Your instructions: Retype the excerpt on learning activities word for word, between "Systems thinking needs" and "flow in action.", inclusive.

She makes an interesting observation. Passion for learning is not common among technologists anymore. Most of us were trained to meet external expectations. Get the grade. Pass the exam. Get the job. Actual curiosity got pushed to after-hours hobbies.
Systems thinking needs internal motivation. There is no way to think in systems without developing personal mastery.
Four Types of Learning Activities
Diana outlines four activities for learning anything. She uses three characters throughout: a chef, a systems architect, and a JavaScript developer.
Generate Artifacts. Make stuff. Write code, build models, create documents. Moving ideas from your mind into concrete form is the most impactful learning practice. Documentation is not busywork. It is knowledge flow in action.
Observe and Inquire. Watch how things work. Ask questions. The questions you generate are more valuable than the answers you find. Read code made by others. Pair program. Do EventStorming with a group.
Synthesize. Read books, watch talks, take courses. But synthesizing is different from accumulating information. You are looking for patterns and core concepts. Thinking critically, not just storing data.

Material supplied:
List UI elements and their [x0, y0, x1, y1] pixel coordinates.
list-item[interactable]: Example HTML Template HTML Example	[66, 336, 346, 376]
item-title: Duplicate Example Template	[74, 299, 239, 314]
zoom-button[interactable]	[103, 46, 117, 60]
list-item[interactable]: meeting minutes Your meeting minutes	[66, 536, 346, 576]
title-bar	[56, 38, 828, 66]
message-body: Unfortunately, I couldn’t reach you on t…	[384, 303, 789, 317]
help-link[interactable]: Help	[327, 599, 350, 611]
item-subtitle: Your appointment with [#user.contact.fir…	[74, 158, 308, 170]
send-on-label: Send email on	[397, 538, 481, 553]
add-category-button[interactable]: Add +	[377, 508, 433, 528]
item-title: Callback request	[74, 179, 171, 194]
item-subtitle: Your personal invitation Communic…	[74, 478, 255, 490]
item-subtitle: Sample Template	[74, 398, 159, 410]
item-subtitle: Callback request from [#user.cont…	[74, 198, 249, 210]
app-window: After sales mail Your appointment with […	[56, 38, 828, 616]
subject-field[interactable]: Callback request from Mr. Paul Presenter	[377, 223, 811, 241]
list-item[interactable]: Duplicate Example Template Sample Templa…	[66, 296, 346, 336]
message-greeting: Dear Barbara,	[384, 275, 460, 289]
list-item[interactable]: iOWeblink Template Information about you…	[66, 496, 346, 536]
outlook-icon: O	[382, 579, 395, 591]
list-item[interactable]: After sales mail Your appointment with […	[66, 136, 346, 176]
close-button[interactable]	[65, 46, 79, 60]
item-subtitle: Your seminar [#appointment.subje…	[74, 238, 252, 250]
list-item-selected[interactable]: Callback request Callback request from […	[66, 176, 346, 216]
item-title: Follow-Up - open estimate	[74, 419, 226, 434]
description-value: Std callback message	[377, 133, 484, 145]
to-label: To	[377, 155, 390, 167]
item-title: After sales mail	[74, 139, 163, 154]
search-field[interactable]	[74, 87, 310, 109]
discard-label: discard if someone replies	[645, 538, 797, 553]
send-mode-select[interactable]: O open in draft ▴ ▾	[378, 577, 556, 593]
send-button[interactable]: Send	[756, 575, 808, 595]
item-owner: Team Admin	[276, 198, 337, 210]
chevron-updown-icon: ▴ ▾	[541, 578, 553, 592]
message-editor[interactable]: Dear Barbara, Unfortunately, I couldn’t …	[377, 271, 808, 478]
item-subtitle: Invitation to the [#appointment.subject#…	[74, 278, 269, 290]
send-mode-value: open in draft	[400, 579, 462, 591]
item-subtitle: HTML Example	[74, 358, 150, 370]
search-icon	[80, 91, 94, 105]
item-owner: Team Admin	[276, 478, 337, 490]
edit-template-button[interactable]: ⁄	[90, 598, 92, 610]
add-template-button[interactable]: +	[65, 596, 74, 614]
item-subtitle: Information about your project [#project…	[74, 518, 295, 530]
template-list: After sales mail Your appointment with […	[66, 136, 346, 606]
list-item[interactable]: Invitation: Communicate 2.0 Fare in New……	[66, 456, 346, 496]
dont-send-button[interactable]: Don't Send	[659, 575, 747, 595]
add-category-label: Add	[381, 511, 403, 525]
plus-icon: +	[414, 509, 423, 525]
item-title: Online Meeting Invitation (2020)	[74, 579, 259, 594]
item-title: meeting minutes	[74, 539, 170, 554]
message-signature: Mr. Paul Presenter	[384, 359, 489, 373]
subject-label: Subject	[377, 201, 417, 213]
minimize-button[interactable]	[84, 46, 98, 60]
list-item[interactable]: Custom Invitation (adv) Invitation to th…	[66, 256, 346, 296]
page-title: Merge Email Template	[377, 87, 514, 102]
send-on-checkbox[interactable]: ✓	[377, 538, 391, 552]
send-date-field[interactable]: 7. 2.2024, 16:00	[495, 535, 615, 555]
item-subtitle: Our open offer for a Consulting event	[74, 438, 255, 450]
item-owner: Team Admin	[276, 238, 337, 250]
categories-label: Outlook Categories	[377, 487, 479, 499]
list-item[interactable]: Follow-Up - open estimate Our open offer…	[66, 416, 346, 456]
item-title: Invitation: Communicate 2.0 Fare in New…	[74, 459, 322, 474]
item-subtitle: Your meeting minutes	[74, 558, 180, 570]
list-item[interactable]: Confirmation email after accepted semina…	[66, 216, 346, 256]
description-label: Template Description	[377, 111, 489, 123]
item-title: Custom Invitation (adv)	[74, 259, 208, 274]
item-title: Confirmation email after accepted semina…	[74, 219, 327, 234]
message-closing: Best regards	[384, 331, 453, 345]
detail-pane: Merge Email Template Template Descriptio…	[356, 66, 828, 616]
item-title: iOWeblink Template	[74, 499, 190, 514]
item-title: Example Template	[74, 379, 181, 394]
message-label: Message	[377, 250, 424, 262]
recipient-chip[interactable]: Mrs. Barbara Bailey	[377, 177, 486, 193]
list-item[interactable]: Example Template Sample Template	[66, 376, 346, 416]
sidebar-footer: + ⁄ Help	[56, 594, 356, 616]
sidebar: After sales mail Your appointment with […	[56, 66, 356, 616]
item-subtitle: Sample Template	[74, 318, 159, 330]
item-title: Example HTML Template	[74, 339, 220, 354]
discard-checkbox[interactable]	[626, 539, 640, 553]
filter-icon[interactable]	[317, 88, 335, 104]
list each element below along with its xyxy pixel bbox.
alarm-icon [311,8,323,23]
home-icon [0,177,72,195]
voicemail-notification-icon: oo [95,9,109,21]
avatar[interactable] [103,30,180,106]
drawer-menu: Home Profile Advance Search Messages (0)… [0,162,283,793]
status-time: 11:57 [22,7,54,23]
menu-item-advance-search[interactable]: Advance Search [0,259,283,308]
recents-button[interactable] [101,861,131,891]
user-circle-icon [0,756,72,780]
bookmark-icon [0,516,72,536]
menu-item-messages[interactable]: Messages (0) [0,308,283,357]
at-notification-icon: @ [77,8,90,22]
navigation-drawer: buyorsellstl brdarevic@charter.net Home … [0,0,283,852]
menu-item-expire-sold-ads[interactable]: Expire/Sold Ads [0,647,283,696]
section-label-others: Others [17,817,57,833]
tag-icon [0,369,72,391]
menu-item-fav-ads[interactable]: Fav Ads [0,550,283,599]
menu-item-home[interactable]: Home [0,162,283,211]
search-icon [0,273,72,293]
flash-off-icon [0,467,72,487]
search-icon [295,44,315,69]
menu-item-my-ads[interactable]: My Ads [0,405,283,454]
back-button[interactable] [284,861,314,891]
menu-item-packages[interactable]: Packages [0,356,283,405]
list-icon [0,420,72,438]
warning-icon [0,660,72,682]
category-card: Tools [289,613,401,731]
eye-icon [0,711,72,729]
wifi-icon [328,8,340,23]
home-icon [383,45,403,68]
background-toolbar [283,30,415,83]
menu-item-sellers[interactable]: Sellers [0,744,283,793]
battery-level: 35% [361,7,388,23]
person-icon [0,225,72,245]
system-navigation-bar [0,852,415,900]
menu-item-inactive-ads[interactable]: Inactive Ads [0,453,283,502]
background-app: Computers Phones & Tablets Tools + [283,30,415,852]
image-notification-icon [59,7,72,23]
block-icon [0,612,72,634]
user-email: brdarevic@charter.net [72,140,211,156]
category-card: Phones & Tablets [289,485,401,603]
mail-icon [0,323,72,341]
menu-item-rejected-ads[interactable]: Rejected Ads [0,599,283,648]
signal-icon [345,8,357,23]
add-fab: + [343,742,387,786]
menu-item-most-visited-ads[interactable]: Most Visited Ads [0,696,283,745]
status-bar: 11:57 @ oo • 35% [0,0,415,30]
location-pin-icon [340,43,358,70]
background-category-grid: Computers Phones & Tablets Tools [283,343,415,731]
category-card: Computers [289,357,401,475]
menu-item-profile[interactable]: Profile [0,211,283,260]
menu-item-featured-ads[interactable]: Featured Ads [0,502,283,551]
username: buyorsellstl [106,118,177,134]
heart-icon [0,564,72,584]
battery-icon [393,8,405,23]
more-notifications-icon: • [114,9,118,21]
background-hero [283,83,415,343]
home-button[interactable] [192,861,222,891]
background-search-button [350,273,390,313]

Answer box:
Systems thinking needs internal motivation. There is no way to think in systems without developing personal mastery.
Four Types of Learning Activities
Diana outlines four activities for learning anything. She uses three characters throughout: a chef, a systems architect, and a JavaScript developer.
Generate Artifacts. Make stuff. Write code, build models, create documents. Moving ideas from your mind into concrete form is the most impactful learning practice. Documentation is not busywork. It is knowledge flow in action.